▶ [Directive]:
Look through the listing for the word "language". Copy each line that has it.
□ □ □ □ □ □ □
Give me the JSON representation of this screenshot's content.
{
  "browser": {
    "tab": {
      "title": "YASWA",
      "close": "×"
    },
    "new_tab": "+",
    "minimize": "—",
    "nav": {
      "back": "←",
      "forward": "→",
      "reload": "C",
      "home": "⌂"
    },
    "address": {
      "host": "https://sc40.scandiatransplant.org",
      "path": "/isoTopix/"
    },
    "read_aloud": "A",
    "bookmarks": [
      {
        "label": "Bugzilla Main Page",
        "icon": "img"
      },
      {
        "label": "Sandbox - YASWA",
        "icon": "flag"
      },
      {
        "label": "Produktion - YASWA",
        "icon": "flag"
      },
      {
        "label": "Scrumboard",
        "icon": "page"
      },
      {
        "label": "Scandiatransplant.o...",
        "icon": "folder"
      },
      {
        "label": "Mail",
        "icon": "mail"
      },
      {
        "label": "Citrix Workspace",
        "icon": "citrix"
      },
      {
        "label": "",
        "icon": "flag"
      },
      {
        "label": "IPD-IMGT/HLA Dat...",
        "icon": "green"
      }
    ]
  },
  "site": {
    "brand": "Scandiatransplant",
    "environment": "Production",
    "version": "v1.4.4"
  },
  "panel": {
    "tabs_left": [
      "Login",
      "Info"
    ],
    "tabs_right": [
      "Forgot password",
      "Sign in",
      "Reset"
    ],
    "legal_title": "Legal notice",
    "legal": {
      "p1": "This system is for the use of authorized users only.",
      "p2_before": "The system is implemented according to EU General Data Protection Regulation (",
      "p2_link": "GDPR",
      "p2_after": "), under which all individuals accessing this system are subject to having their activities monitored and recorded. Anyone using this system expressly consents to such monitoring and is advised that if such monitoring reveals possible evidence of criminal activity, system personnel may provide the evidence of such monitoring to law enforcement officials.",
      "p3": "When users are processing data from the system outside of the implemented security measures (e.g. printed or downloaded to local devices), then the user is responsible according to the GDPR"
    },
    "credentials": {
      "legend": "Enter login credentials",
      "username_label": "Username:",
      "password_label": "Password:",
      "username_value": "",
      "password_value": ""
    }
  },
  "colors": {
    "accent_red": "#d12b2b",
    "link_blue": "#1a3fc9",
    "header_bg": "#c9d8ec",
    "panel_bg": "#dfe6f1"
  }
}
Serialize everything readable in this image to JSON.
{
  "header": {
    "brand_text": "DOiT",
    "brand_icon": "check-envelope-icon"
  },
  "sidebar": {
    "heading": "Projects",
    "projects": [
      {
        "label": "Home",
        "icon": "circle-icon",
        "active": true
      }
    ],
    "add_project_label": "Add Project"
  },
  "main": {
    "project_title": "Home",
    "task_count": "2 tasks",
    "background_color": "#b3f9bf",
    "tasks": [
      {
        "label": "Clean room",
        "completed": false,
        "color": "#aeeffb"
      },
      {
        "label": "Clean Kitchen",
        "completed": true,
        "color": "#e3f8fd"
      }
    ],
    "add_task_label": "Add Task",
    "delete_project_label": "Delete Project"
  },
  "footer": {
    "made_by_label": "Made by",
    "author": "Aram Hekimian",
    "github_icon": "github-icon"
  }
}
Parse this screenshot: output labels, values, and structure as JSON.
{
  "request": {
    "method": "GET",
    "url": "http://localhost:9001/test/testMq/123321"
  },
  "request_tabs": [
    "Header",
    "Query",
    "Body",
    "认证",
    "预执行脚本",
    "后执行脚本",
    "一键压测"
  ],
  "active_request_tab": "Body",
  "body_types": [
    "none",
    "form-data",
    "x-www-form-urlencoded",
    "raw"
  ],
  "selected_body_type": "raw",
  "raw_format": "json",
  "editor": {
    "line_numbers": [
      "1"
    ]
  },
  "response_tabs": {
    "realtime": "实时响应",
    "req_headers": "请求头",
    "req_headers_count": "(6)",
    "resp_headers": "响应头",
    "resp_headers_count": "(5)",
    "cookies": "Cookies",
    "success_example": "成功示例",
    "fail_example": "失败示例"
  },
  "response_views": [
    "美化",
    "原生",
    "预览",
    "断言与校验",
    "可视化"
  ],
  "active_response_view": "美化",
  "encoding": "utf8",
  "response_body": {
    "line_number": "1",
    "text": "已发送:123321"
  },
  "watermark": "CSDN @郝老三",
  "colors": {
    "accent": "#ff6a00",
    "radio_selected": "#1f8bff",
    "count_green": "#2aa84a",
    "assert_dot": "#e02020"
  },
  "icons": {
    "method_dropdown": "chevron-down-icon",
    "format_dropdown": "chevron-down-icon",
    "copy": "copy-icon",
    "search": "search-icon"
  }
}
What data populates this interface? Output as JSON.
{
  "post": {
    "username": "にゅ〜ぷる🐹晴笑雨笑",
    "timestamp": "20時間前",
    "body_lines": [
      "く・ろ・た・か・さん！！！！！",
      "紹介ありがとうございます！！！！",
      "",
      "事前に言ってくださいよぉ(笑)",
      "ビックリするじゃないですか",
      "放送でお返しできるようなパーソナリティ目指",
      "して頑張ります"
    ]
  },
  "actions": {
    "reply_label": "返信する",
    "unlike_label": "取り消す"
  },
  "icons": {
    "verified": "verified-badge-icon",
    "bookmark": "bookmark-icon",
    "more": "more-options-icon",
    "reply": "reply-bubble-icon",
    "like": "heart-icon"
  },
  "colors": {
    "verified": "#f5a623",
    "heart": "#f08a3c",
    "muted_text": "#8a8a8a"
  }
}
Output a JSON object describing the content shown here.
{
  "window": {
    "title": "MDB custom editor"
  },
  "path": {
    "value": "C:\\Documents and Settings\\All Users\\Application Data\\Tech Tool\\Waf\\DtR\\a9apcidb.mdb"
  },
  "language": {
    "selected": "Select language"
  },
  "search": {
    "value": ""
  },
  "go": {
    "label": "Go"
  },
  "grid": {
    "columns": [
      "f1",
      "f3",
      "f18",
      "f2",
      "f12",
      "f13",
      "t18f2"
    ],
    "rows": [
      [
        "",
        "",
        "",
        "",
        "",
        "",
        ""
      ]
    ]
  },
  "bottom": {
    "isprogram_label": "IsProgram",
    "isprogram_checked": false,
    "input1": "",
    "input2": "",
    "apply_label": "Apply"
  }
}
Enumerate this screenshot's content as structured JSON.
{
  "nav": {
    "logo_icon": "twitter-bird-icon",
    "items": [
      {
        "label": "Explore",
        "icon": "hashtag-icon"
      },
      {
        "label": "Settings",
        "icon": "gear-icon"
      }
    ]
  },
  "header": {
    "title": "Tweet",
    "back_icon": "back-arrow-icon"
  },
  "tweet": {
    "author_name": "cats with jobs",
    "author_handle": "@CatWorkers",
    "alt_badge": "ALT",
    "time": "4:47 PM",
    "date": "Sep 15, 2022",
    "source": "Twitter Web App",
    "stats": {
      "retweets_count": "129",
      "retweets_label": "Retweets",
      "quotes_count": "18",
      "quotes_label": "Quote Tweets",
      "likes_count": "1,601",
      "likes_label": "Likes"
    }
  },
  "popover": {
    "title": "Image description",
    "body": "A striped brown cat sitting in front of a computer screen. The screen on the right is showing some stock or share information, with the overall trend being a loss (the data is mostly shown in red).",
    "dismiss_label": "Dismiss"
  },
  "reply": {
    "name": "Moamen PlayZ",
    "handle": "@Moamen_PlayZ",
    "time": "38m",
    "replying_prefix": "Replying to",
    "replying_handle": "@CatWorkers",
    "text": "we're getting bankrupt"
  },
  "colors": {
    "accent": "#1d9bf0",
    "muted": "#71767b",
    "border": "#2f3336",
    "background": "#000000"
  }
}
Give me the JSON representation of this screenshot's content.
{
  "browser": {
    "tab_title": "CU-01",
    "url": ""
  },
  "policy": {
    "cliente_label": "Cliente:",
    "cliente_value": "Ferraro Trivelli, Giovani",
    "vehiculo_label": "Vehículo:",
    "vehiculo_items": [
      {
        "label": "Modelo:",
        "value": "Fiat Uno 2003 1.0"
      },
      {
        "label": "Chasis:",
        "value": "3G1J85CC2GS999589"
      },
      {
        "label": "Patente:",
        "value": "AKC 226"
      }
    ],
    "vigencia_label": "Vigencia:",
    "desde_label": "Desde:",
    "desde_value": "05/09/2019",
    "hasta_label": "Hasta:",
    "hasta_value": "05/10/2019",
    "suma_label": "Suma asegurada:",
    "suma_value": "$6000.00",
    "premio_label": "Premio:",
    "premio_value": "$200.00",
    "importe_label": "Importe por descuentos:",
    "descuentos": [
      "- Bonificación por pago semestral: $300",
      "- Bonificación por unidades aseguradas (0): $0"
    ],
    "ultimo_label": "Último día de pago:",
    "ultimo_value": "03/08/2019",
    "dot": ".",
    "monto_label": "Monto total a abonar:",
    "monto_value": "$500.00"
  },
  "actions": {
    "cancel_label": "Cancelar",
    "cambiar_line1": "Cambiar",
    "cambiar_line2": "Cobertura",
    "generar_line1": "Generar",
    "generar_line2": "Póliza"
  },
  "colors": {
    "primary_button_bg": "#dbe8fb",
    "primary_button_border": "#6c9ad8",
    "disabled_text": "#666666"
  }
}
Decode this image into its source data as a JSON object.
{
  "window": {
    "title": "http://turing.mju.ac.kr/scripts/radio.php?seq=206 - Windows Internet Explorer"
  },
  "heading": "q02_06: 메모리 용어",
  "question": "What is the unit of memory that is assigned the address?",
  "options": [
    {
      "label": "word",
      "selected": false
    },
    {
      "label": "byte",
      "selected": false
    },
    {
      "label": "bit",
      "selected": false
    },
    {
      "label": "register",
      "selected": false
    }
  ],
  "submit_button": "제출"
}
□ □ □ □ □ □ □
▶ [Correct response]:
  "language": {
    "selected": "Select language"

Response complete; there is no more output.